Consigne 1
Recopiez sans aucune modification, dans les enregistrements, tout ce qui va de leur première ligne jusqu'à la ligne contenant «body-paragraph: Capital is», bornes comprises.

Extrait du texte
Cervantes, le théâtre centenaire de Buenos Aires

Au timbre architectural arabe

Rachid MAMOUNI – MAP

Le théâtre national d’Argentine n’a pas usurpé son nom, ni son emplacement. Il trône au cœur du centre historique de Buenos Aires, sur l’une des avenues les plus animées de la capitale, Cordoba.

Cervantes, c’est son nom, est un théâtre à la somptuosité bien latino-américaine. Il est le symbole des années fastes de la culture ibéro-américaine, lorsque les capitales de cette zone étaient un passage obligé des tournées mondiales des compagnies de théâtre de renommée internationale.
L’édifice, qui trône non loin de l’artère principale de Buenos Aires (9 julio) porte sur sa façade les éléments typiques du patrimoine architectural d’Al-Andalus.

Entrées de données

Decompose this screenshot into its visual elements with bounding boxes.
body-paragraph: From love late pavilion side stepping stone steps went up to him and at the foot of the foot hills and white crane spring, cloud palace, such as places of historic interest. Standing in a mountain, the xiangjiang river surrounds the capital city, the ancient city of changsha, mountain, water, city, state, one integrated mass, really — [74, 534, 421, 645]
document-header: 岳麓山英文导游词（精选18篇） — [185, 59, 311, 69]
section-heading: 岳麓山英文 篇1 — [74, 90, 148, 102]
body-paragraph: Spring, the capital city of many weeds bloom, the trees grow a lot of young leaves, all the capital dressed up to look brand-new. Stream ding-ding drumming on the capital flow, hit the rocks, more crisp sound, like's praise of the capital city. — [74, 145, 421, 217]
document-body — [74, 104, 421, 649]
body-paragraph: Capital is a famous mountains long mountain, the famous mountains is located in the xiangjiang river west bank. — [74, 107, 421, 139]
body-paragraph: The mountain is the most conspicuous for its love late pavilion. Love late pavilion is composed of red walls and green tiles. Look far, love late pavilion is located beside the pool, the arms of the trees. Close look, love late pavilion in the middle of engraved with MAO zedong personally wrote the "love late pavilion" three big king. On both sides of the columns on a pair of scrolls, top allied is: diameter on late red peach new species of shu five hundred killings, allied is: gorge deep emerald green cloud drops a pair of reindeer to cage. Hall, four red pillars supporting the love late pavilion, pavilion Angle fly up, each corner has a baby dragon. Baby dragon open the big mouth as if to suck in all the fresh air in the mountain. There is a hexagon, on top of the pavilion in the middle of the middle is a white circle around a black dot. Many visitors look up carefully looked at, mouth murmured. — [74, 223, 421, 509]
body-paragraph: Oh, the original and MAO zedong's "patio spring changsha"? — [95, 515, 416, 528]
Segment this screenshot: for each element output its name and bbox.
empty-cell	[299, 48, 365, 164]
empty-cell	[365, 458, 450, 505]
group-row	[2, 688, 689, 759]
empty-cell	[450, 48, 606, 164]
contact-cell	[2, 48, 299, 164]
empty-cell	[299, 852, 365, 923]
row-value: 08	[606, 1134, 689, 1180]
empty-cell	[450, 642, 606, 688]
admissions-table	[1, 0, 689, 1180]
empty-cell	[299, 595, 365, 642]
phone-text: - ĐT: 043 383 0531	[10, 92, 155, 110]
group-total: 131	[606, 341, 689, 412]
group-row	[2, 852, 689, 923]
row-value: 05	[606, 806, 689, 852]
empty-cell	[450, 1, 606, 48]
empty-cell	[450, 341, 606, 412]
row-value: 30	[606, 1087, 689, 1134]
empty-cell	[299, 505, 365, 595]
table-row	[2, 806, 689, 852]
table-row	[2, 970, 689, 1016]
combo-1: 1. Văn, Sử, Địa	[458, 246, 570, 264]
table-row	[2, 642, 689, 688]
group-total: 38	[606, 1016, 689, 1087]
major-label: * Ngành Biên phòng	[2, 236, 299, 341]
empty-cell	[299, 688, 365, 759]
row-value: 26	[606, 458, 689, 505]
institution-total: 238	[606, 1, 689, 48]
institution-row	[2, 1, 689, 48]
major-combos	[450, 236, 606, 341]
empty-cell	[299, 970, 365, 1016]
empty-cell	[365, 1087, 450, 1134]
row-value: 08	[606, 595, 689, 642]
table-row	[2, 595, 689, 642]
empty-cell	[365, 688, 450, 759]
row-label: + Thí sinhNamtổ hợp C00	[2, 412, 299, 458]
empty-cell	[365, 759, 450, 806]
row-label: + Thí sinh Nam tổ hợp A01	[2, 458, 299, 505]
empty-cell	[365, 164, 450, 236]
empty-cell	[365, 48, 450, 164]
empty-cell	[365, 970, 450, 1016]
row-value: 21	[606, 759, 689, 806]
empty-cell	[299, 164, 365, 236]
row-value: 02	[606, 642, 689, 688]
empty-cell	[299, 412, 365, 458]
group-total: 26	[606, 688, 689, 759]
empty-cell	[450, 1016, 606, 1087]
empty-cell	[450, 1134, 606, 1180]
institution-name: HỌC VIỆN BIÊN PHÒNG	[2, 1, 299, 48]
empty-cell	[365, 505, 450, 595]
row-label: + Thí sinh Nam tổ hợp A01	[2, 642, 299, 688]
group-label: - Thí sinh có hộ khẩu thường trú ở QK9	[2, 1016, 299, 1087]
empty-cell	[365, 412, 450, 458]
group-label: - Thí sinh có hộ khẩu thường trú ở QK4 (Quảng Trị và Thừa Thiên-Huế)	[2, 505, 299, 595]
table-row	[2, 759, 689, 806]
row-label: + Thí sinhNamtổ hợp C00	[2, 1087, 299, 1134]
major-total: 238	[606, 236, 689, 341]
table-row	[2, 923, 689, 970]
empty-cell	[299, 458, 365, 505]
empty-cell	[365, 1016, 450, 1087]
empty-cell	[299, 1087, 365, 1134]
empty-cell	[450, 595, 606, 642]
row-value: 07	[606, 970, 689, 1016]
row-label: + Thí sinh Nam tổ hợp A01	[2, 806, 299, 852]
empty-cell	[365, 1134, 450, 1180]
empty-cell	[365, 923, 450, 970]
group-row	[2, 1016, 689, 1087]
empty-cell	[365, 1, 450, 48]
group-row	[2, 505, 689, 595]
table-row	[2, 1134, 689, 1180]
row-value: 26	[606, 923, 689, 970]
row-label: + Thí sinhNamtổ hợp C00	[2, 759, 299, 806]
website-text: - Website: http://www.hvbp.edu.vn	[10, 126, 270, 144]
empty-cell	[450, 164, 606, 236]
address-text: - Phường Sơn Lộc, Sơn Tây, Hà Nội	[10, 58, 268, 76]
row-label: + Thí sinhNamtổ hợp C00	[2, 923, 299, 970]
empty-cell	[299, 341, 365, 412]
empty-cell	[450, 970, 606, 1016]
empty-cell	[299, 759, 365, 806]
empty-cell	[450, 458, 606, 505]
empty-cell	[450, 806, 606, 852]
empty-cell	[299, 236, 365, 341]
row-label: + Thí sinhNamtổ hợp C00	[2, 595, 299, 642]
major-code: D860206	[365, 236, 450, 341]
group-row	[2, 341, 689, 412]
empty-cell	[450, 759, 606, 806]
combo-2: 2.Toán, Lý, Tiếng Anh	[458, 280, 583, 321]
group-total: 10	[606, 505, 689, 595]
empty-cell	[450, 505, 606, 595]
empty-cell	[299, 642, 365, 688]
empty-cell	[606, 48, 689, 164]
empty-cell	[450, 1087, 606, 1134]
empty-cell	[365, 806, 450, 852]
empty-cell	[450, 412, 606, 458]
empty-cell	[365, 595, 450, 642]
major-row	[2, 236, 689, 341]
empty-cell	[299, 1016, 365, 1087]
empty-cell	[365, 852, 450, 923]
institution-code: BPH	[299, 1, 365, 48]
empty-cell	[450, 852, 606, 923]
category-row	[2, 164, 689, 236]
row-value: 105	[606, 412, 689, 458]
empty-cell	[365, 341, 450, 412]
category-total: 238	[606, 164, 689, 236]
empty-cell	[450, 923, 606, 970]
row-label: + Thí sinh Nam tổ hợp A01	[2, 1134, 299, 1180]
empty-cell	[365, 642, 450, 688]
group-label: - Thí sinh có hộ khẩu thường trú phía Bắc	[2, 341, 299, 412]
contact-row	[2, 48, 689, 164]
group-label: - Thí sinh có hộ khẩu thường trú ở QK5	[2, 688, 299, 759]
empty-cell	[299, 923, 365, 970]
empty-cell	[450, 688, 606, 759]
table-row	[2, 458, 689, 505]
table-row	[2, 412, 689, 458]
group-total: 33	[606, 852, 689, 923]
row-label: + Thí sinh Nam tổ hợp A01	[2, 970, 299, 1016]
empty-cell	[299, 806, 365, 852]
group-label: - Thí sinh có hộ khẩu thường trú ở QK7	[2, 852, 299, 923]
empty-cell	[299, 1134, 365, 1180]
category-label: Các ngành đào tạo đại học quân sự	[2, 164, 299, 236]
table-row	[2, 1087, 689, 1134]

Consigne 2
Dans le texte sur le théâtre Cervantes, reprenez tout ce qui va de «Au timbre architectural» jusqu'à «de renommée internationale.», en substituant «splendeur» à «somptuosité».

Réponse finale 1
Decompose this screenshot into its visual elements with bounding boxes.
body-paragraph: From love late pavilion side stepping stone steps went up to him and at the foot of the foot hills and white crane spring, cloud palace, such as places of historic interest. Standing in a mountain, the xiangjiang river surrounds the capital city, the ancient city of changsha, mountain, water, city, state, one integrated mass, really — [74, 534, 421, 645]
document-header: 岳麓山英文导游词（精选18篇） — [185, 59, 311, 69]
section-heading: 岳麓山英文 篇1 — [74, 90, 148, 102]
body-paragraph: Spring, the capital city of many weeds bloom, the trees grow a lot of young leaves, all the capital dressed up to look brand-new. Stream ding-ding drumming on the capital flow, hit the rocks, more crisp sound, like's praise of the capital city. — [74, 145, 421, 217]
document-body — [74, 104, 421, 649]
body-paragraph: Capital is a famous mountains long mountain, the famous mountains is located in the xiangjiang river west bank. — [74, 107, 421, 139]

Réponse finale 2
Au timbre architectural arabe

Rachid MAMOUNI – MAP

Le théâtre national d’Argentine n’a pas usurpé son nom, ni son emplacement. Il trône au cœur du centre historique de Buenos Aires, sur l’une des avenues les plus animées de la capitale, Cordoba.

Cervantes, c’est son nom, est un théâtre à la splendeur bien latino-américaine. Il est le symbole des années fastes de la culture ibéro-américaine, lorsque les capitales de cette zone étaient un passage obligé des tournées mondiales des compagnies de théâtre de renommée internationale.